>> START Material provided

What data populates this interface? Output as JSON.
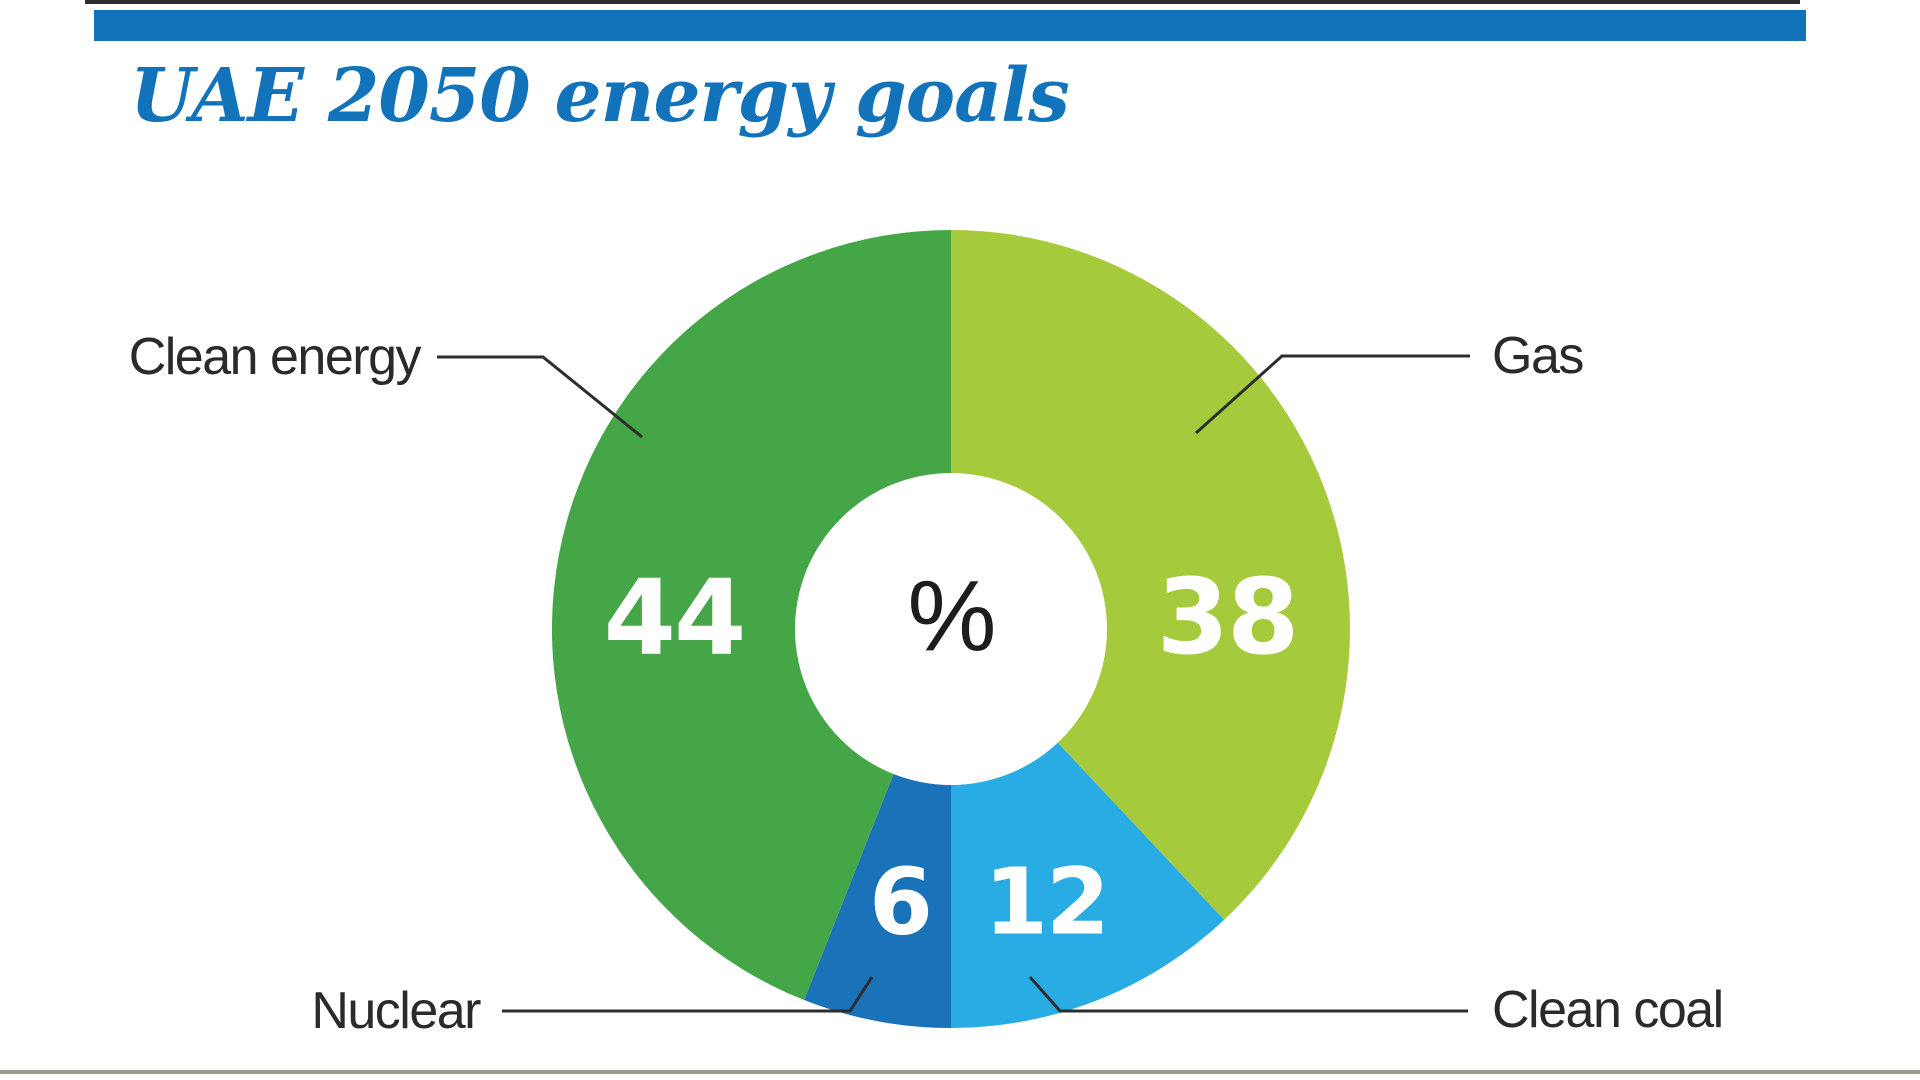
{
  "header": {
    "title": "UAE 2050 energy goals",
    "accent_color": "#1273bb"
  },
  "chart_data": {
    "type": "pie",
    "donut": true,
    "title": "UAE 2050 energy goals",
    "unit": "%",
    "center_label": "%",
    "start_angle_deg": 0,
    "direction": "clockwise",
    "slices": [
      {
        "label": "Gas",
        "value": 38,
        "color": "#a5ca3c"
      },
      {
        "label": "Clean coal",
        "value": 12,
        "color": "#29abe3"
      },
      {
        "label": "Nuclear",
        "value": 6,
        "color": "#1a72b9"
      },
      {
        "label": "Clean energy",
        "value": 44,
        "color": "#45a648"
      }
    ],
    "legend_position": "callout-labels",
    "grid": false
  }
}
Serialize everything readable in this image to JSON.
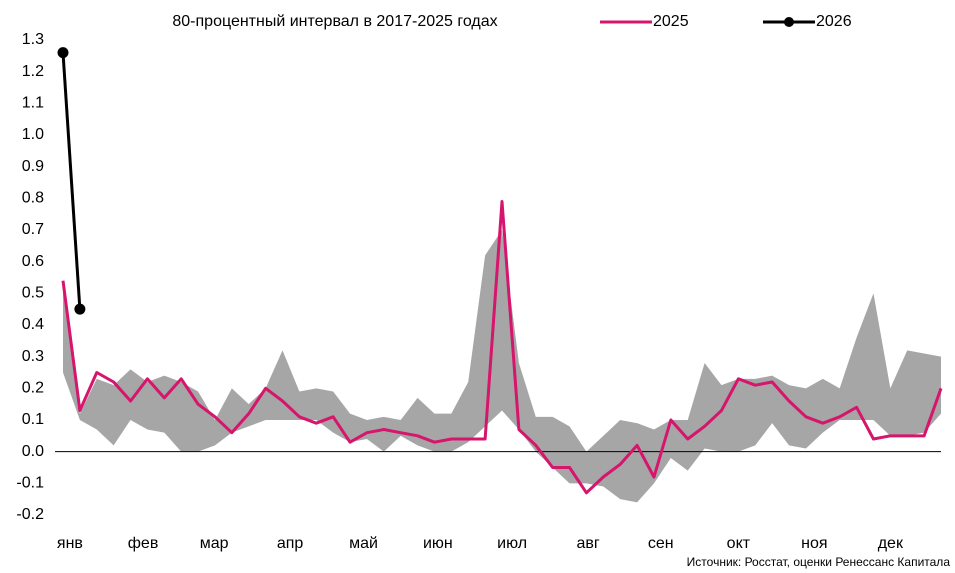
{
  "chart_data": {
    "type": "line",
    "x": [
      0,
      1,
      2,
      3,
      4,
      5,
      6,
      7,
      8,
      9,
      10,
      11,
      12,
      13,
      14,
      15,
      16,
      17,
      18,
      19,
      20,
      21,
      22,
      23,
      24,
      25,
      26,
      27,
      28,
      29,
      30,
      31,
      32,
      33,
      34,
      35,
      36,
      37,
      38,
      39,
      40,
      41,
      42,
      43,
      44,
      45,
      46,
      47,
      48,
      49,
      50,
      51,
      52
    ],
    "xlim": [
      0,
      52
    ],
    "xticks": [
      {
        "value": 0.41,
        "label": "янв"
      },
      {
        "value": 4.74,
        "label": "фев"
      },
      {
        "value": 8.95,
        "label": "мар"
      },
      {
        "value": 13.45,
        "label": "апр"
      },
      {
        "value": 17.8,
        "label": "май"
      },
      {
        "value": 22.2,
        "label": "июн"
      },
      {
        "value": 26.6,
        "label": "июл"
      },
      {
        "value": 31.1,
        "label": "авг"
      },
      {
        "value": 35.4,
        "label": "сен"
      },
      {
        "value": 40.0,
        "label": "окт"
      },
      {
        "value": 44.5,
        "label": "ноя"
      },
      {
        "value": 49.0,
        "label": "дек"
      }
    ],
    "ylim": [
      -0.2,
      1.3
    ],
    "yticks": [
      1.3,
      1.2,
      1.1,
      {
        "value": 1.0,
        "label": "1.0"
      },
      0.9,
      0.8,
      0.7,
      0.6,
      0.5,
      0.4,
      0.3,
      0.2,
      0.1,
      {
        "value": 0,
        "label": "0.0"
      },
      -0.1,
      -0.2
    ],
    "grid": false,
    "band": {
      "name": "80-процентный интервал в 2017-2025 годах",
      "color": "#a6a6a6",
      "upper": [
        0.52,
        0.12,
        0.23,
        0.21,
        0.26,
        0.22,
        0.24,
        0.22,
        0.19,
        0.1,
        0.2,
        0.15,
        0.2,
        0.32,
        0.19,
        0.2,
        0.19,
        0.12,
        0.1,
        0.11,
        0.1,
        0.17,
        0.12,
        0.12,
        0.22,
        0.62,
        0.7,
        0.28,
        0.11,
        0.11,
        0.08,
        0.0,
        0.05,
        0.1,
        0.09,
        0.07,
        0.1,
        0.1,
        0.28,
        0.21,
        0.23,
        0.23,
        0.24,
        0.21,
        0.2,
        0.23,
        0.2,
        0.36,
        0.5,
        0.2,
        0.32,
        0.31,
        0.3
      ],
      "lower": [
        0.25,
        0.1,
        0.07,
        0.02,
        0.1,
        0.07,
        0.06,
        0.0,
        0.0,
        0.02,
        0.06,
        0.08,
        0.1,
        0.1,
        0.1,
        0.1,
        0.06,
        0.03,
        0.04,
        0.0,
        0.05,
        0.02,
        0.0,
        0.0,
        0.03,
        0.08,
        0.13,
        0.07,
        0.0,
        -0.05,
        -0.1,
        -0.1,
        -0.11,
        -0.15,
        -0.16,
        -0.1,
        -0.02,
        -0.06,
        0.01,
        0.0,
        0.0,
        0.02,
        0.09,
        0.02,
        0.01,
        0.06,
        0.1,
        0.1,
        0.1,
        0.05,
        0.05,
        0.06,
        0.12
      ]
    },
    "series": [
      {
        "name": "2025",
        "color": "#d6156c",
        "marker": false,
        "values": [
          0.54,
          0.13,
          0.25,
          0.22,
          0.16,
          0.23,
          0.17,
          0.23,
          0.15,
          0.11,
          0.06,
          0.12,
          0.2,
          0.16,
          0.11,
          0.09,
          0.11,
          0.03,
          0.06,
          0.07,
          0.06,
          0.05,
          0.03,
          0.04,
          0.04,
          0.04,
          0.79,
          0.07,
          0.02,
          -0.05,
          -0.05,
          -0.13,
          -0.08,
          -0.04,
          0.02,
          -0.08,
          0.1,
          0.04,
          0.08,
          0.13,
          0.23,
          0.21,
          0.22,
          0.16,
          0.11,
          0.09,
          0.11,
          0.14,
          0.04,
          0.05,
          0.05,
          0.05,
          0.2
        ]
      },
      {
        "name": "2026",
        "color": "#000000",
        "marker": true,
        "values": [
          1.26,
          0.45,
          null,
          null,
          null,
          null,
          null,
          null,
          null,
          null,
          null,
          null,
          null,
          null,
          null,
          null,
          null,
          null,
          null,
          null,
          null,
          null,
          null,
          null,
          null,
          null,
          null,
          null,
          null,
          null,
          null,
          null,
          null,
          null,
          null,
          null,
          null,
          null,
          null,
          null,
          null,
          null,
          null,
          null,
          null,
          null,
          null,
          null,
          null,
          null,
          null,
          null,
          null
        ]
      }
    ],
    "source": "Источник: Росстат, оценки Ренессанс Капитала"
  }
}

>> END Material provided

▸ Do this
Where a line holds "name", copy it out.

▸ Finished exercise
      "name": "80-процентный интервал в 2017-2025 годах",
        "name": "2025",
        "name": "2026",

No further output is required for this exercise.